= Beginning of Section =

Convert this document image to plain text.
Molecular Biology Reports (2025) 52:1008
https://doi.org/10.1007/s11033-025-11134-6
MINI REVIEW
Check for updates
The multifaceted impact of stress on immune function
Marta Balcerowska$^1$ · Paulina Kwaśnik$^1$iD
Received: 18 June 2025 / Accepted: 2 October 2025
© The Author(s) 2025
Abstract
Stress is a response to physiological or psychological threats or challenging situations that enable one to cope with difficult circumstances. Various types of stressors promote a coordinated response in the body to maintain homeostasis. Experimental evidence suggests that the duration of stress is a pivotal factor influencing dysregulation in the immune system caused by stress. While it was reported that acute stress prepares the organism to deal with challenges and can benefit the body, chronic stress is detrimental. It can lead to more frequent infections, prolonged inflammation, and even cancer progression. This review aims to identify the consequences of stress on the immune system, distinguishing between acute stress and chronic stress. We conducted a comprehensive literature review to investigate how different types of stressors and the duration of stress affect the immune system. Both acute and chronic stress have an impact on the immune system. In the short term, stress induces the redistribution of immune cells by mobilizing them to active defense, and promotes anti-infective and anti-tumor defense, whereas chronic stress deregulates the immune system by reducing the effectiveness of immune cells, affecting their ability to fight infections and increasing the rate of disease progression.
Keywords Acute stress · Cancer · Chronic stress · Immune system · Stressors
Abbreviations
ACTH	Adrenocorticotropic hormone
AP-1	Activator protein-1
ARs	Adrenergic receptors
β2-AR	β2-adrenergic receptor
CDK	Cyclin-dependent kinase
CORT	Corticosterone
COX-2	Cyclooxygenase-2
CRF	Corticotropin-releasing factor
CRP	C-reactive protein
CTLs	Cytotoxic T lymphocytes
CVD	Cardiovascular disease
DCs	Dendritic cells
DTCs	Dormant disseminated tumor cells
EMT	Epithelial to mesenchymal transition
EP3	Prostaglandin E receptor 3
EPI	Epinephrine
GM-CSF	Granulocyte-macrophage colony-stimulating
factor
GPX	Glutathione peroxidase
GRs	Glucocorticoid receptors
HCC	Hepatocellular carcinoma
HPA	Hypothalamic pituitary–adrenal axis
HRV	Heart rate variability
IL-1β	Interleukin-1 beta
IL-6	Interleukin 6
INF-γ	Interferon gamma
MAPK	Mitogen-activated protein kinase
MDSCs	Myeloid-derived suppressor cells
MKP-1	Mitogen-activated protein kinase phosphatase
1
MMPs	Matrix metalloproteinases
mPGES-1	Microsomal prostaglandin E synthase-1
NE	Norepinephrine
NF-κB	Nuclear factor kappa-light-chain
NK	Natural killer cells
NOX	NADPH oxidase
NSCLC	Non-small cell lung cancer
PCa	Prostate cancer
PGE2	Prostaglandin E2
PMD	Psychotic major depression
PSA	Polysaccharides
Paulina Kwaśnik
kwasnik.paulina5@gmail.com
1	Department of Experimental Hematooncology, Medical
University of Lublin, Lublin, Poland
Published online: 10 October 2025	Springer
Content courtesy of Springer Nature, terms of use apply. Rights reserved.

= End of Section =

Your answer must be an exact transcription of all the data above.

Convert this document image to plain text.
Molecular Biology Reports (2025) 52:1008
https://doi.org/10.1007/s11033-025-11134-6
MINI REVIEW
Check for updates
The multifaceted impact of stress on immune function
Marta Balcerowska$^1$ · Paulina Kwaśnik$^1$iD
Received: 18 June 2025 / Accepted: 2 October 2025
© The Author(s) 2025
Abstract
Stress is a response to physiological or psychological threats or challenging situations that enable one to cope with difficult circumstances. Various types of stressors promote a coordinated response in the body to maintain homeostasis. Experimental evidence suggests that the duration of stress is a pivotal factor influencing dysregulation in the immune system caused by stress. While it was reported that acute stress prepares the organism to deal with challenges and can benefit the body, chronic stress is detrimental. It can lead to more frequent infections, prolonged inflammation, and even cancer progression. This review aims to identify the consequences of stress on the immune system, distinguishing between acute stress and chronic stress. We conducted a comprehensive literature review to investigate how different types of stressors and the duration of stress affect the immune system. Both acute and chronic stress have an impact on the immune system. In the short term, stress induces the redistribution of immune cells by mobilizing them to active defense, and promotes anti-infective and anti-tumor defense, whereas chronic stress deregulates the immune system by reducing the effectiveness of immune cells, affecting their ability to fight infections and increasing the rate of disease progression.
Keywords Acute stress · Cancer · Chronic stress · Immune system · Stressors
Abbreviations
ACTH	Adrenocorticotropic hormone
AP-1	Activator protein-1
ARs	Adrenergic receptors
β2-AR	β2-adrenergic receptor
CDK	Cyclin-dependent kinase
CORT	Corticosterone
COX-2	Cyclooxygenase-2
CRF	Corticotropin-releasing factor
CRP	C-reactive protein
CTLs	Cytotoxic T lymphocytes
CVD	Cardiovascular disease
DCs	Dendritic cells
DTCs	Dormant disseminated tumor cells
EMT	Epithelial to mesenchymal transition
EP3	Prostaglandin E receptor 3
EPI	Epinephrine
GM-CSF	Granulocyte-macrophage colony-stimulating
factor
GPX	Glutathione peroxidase
GRs	Glucocorticoid receptors
HCC	Hepatocellular carcinoma
HPA	Hypothalamic pituitary–adrenal axis
HRV	Heart rate variability
IL-1β	Interleukin-1 beta
IL-6	Interleukin 6
INF-γ	Interferon gamma
MAPK	Mitogen-activated protein kinase
MDSCs	Myeloid-derived suppressor cells
MKP-1	Mitogen-activated protein kinase phosphatase
1
MMPs	Matrix metalloproteinases
mPGES-1	Microsomal prostaglandin E synthase-1
NE	Norepinephrine
NF-κB	Nuclear factor kappa-light-chain
NK	Natural killer cells
NOX	NADPH oxidase
NSCLC	Non-small cell lung cancer
PCa	Prostate cancer
PGE2	Prostaglandin E2
PMD	Psychotic major depression
PSA	Polysaccharides
Paulina Kwaśnik
kwasnik.paulina5@gmail.com
1	Department of Experimental Hematooncology, Medical
University of Lublin, Lublin, Poland
Published online: 10 October 2025	Springer
Content courtesy of Springer Nature, terms of use apply. Rights reserved.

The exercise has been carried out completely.